— start —

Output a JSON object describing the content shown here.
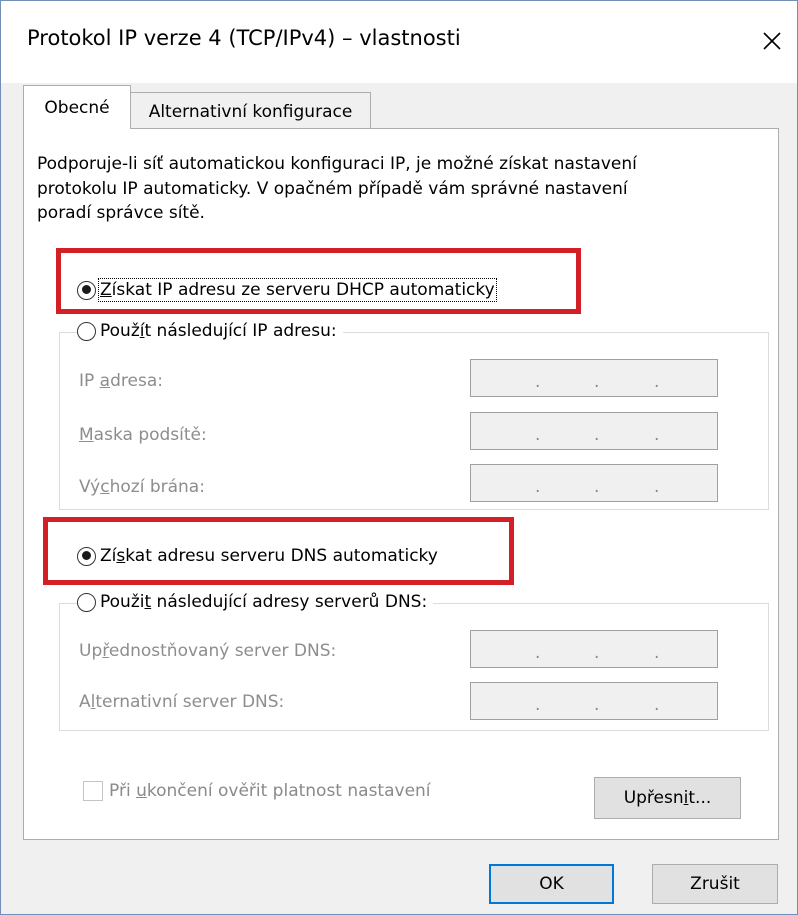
{
  "window": {
    "title": "Protokol IP verze 4 (TCP/IPv4) – vlastnosti",
    "close_glyph": "✕"
  },
  "tabs": [
    {
      "label": "Obecné",
      "active": true
    },
    {
      "label": "Alternativní konfigurace",
      "active": false
    }
  ],
  "description": [
    "Podporuje-li síť automatickou konfiguraci IP, je možné získat nastavení",
    "protokolu IP automaticky. V opačném případě vám správné nastavení",
    "poradí správce sítě."
  ],
  "ip_section": {
    "auto_option": {
      "pre": "",
      "mnemonic": "Z",
      "post": "ískat IP adresu ze serveru DHCP automaticky",
      "checked": true
    },
    "manual_option": {
      "pre": "Použ",
      "mnemonic": "í",
      "post": "t následující IP adresu:",
      "checked": false
    },
    "fields": [
      {
        "pre": "IP ",
        "mnemonic": "a",
        "post": "dresa:",
        "value": ". . ."
      },
      {
        "pre": "",
        "mnemonic": "M",
        "post": "aska podsítě:",
        "value": ". . ."
      },
      {
        "pre": "Vý",
        "mnemonic": "c",
        "post": "hozí brána:",
        "value": ". . ."
      }
    ]
  },
  "dns_section": {
    "auto_option": {
      "pre": "Zí",
      "mnemonic": "s",
      "post": "kat adresu serveru DNS automaticky",
      "checked": true
    },
    "manual_option": {
      "pre": "Použi",
      "mnemonic": "t",
      "post": " následující adresy serverů DNS:",
      "checked": false
    },
    "fields": [
      {
        "pre": "Up",
        "mnemonic": "ř",
        "post": "ednostňovaný server DNS:",
        "value": ". . ."
      },
      {
        "pre": "A",
        "mnemonic": "l",
        "post": "ternativní server DNS:",
        "value": ". . ."
      }
    ]
  },
  "validate_checkbox": {
    "pre": "Při ",
    "mnemonic": "u",
    "post": "končení ověřit platnost nastavení",
    "checked": false
  },
  "buttons": {
    "advanced": {
      "pre": "Upřesn",
      "mnemonic": "i",
      "post": "t..."
    },
    "ok": "OK",
    "cancel": "Zrušit"
  },
  "colors": {
    "highlight": "#d32027",
    "default_button_border": "#0078d7",
    "disabled_text": "#8d8d8d"
  }
}
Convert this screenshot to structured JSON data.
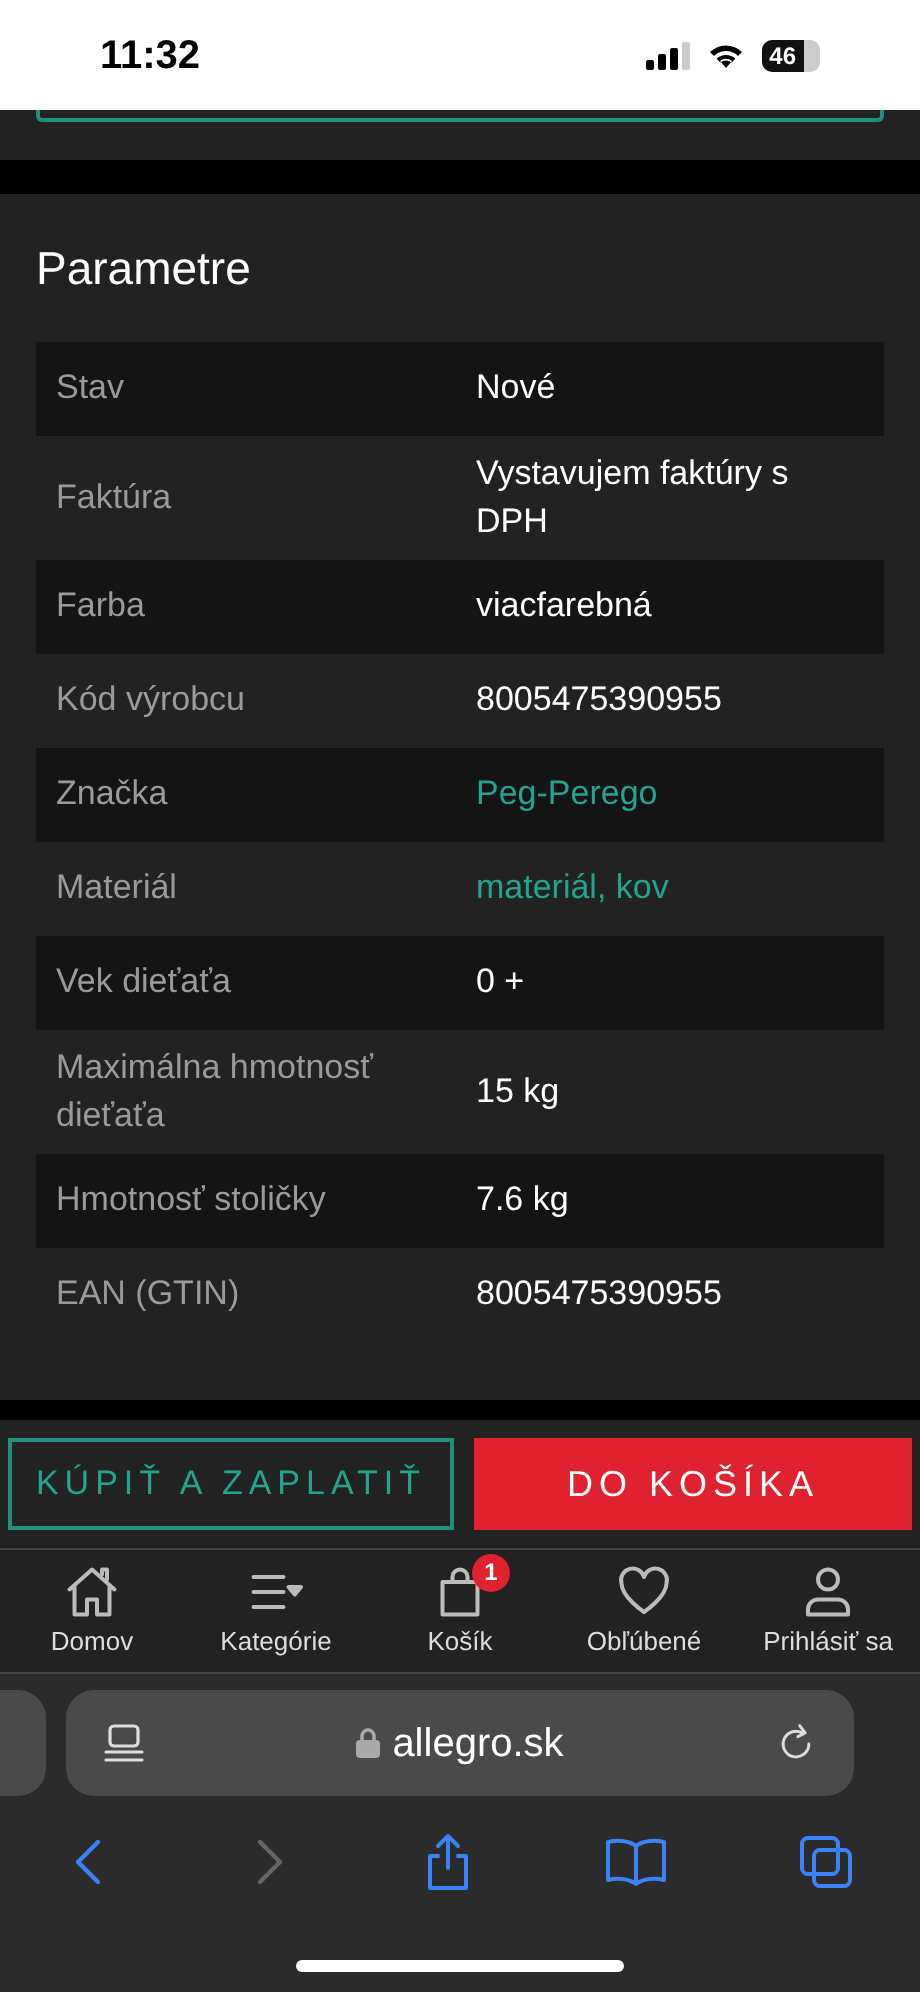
{
  "status_bar": {
    "time": "11:32",
    "battery": "46"
  },
  "parameters": {
    "title": "Parametre",
    "rows": [
      {
        "label": "Stav",
        "value": "Nové",
        "kind": "text"
      },
      {
        "label": "Faktúra",
        "value": "Vystavujem faktúry s DPH",
        "kind": "text"
      },
      {
        "label": "Farba",
        "value": "viacfarebná",
        "kind": "text"
      },
      {
        "label": "Kód výrobcu",
        "value": "8005475390955",
        "kind": "text"
      },
      {
        "label": "Značka",
        "value": "Peg-Perego",
        "kind": "link"
      },
      {
        "label": "Materiál",
        "value": "materiál, kov",
        "kind": "link"
      },
      {
        "label": "Vek dieťaťa",
        "value": "0 +",
        "kind": "text"
      },
      {
        "label": "Maximálna hmotnosť dieťaťa",
        "value": "15 kg",
        "kind": "text"
      },
      {
        "label": "Hmotnosť stoličky",
        "value": "7.6 kg",
        "kind": "text"
      },
      {
        "label": "EAN (GTIN)",
        "value": "8005475390955",
        "kind": "text"
      }
    ]
  },
  "actions": [
    {
      "label": "KÚPIŤ A ZAPLATIŤ",
      "kind": "outline"
    },
    {
      "label": "DO KOŠÍKA",
      "kind": "primary"
    }
  ],
  "bottom_nav": [
    {
      "label": "Domov",
      "kind": "home"
    },
    {
      "label": "Kategórie",
      "kind": "menu"
    },
    {
      "label": "Košík",
      "kind": "bag",
      "badge": "1"
    },
    {
      "label": "Obľúbené",
      "kind": "heart"
    },
    {
      "label": "Prihlásiť sa",
      "kind": "user"
    }
  ],
  "browser": {
    "url": "allegro.sk"
  }
}
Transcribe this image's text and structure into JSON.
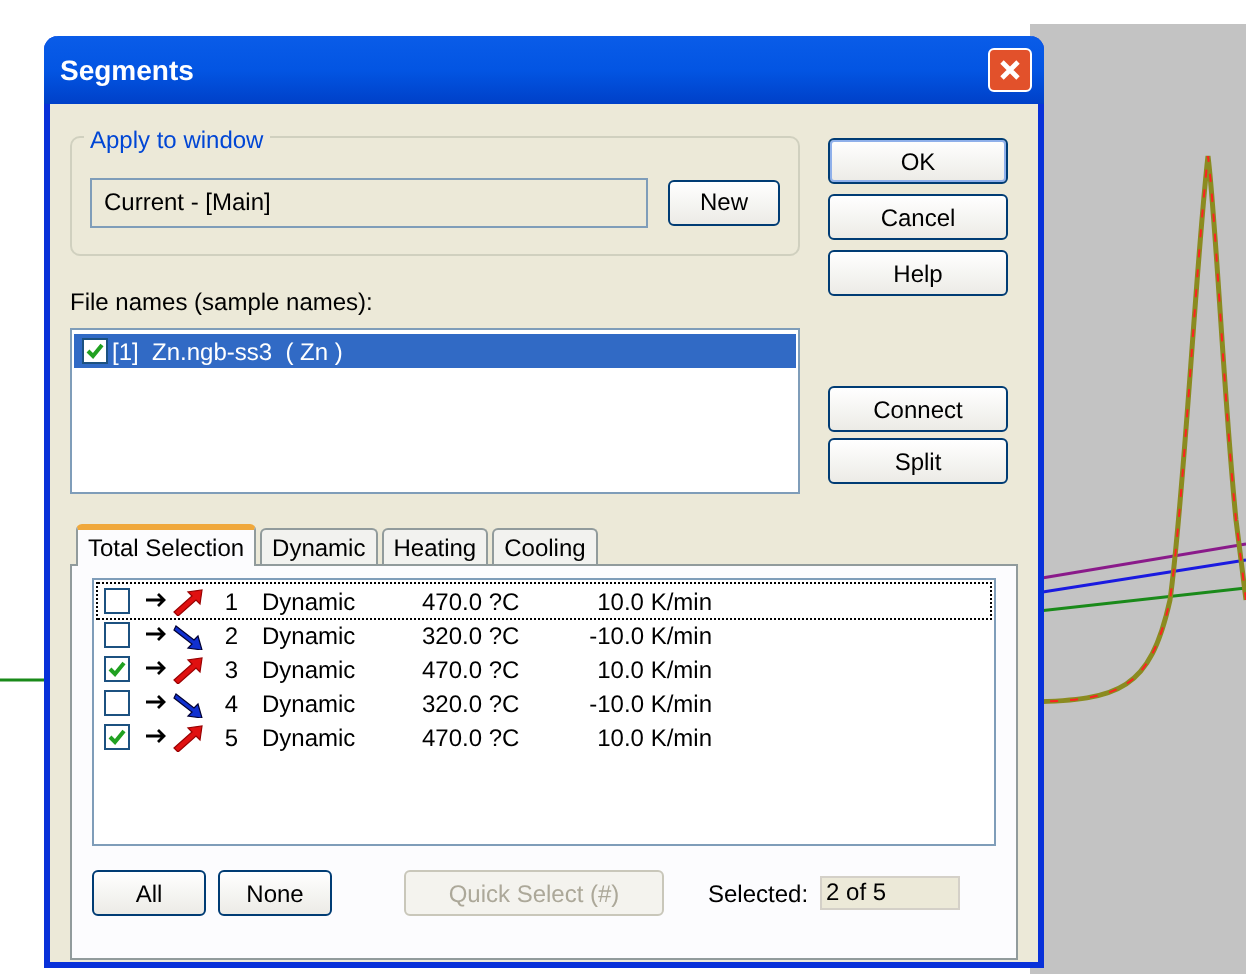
{
  "window": {
    "title": "Segments"
  },
  "apply_to_window": {
    "label": "Apply to window",
    "value": "Current - [Main]",
    "button": "New"
  },
  "file_names": {
    "label": "File names (sample names):",
    "items": [
      {
        "checked": true,
        "selected": true,
        "label": "[1]  Zn.ngb-ss3  ( Zn )"
      }
    ]
  },
  "side_buttons": [
    {
      "label": "OK",
      "default": true
    },
    {
      "label": "Cancel",
      "default": false
    },
    {
      "label": "Help",
      "default": false
    }
  ],
  "segment_buttons": [
    {
      "label": "Connect"
    },
    {
      "label": "Split"
    }
  ],
  "tabs": [
    {
      "label": "Total Selection",
      "selected": true
    },
    {
      "label": "Dynamic",
      "selected": false
    },
    {
      "label": "Heating",
      "selected": false
    },
    {
      "label": "Cooling",
      "selected": false
    }
  ],
  "segments": [
    {
      "checked": false,
      "focused": true,
      "kind": "heating",
      "number": "1",
      "type": "Dynamic",
      "temperature": "470.0 ?C",
      "rate": "10.0 K/min"
    },
    {
      "checked": false,
      "focused": false,
      "kind": "cooling",
      "number": "2",
      "type": "Dynamic",
      "temperature": "320.0 ?C",
      "rate": "-10.0 K/min"
    },
    {
      "checked": true,
      "focused": false,
      "kind": "heating",
      "number": "3",
      "type": "Dynamic",
      "temperature": "470.0 ?C",
      "rate": "10.0 K/min"
    },
    {
      "checked": false,
      "focused": false,
      "kind": "cooling",
      "number": "4",
      "type": "Dynamic",
      "temperature": "320.0 ?C",
      "rate": "-10.0 K/min"
    },
    {
      "checked": true,
      "focused": false,
      "kind": "heating",
      "number": "5",
      "type": "Dynamic",
      "temperature": "470.0 ?C",
      "rate": "10.0 K/min"
    }
  ],
  "bottom": {
    "all_button": "All",
    "none_button": "None",
    "quick_select": {
      "label": "Quick Select (#)",
      "disabled": true
    },
    "selected_label": "Selected:",
    "selected_value": "2 of 5"
  }
}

— end —

■ **Task details**
The word "post" may turn up on some lines of these records; say how many, with no other words.

■ **Response**
11